Collection entries
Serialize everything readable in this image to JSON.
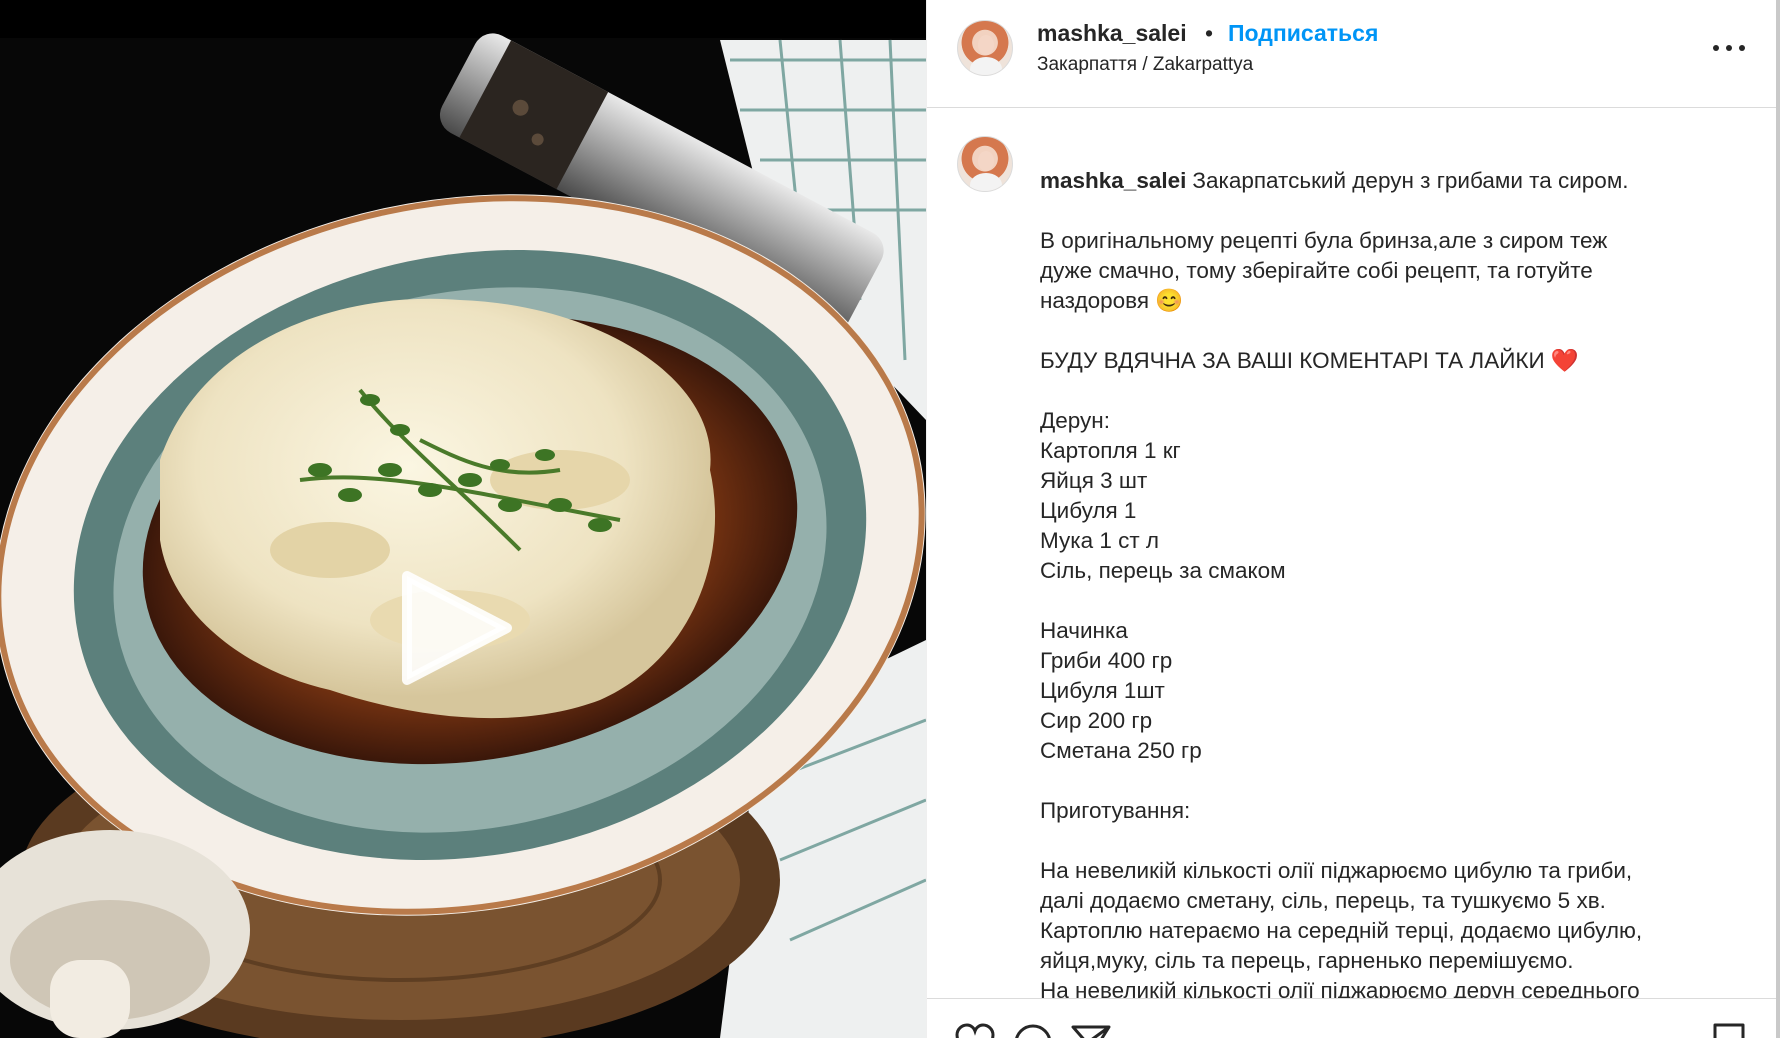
{
  "post": {
    "username": "mashka_salei",
    "separator": "•",
    "follow_label": "Подписаться",
    "location": "Закарпаття / Zakarpattya"
  },
  "caption": {
    "username": "mashka_salei",
    "first_line": "Закарпатський дерун з грибами та сиром.",
    "paragraphs": [
      "В оригінальному рецепті була бринза,але з сиром теж\nдуже смачно, тому зберігайте собі рецепт, та готуйте\nназдоровя 😊",
      "БУДУ ВДЯЧНА ЗА ВАШІ КОМЕНТАРІ ТА ЛАЙКИ ❤️",
      "Дерун:\nКартопля 1 кг\nЯйця 3 шт\nЦибуля 1\nМука 1 ст л\nСіль, перець за смаком",
      "Начинка\nГриби 400 гр\nЦибуля 1шт\nСир 200 гр\nСметана 250 гр",
      "Приготування:",
      "На невеликій кількості олії піджарюємо цибулю та гриби,\nдалі додаємо сметану, сіль, перець, та тушкуємо 5 хв.\nКартоплю натераємо на середній терці, додаємо цибулю,\nяйця,муку, сіль та перець, гарненько перемішуємо.\nНа невеликій кількості олії піджарюємо дерун середнього\nрозміру, спочатку з однієї сторони, потім перевертаємо"
    ]
  },
  "icons": {
    "play": "play-icon",
    "more": "more-options-icon",
    "like": "heart-icon",
    "comment": "comment-icon",
    "share": "share-icon",
    "save": "bookmark-icon"
  },
  "colors": {
    "link": "#0095f6",
    "text": "#262626",
    "border": "#dbdbdb"
  }
}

__Directions for this task__. Return all of the entries exactly as written, but drop any pictures they hold.

__Full answer__.
Serialize everything readable in this image to JSON.
{
  "post": {
    "username": "mashka_salei",
    "separator": "•",
    "follow_label": "Подписаться",
    "location": "Закарпаття / Zakarpattya"
  },
  "caption": {
    "username": "mashka_salei",
    "first_line": "Закарпатський дерун з грибами та сиром.",
    "paragraphs": [
      "В оригінальному рецепті була бринза,але з сиром теж\nдуже смачно, тому зберігайте собі рецепт, та готуйте\nназдоровя 😊",
      "БУДУ ВДЯЧНА ЗА ВАШІ КОМЕНТАРІ ТА ЛАЙКИ ❤️",
      "Дерун:\nКартопля 1 кг\nЯйця 3 шт\nЦибуля 1\nМука 1 ст л\nСіль, перець за смаком",
      "Начинка\nГриби 400 гр\nЦибуля 1шт\nСир 200 гр\nСметана 250 гр",
      "Приготування:",
      "На невеликій кількості олії піджарюємо цибулю та гриби,\nдалі додаємо сметану, сіль, перець, та тушкуємо 5 хв.\nКартоплю натераємо на середній терці, додаємо цибулю,\nяйця,муку, сіль та перець, гарненько перемішуємо.\nНа невеликій кількості олії піджарюємо дерун середнього\nрозміру, спочатку з однієї сторони, потім перевертаємо"
    ]
  },
  "icons": {
    "play": "play-icon",
    "more": "more-options-icon",
    "like": "heart-icon",
    "comment": "comment-icon",
    "share": "share-icon",
    "save": "bookmark-icon"
  },
  "colors": {
    "link": "#0095f6",
    "text": "#262626",
    "border": "#dbdbdb"
  }
}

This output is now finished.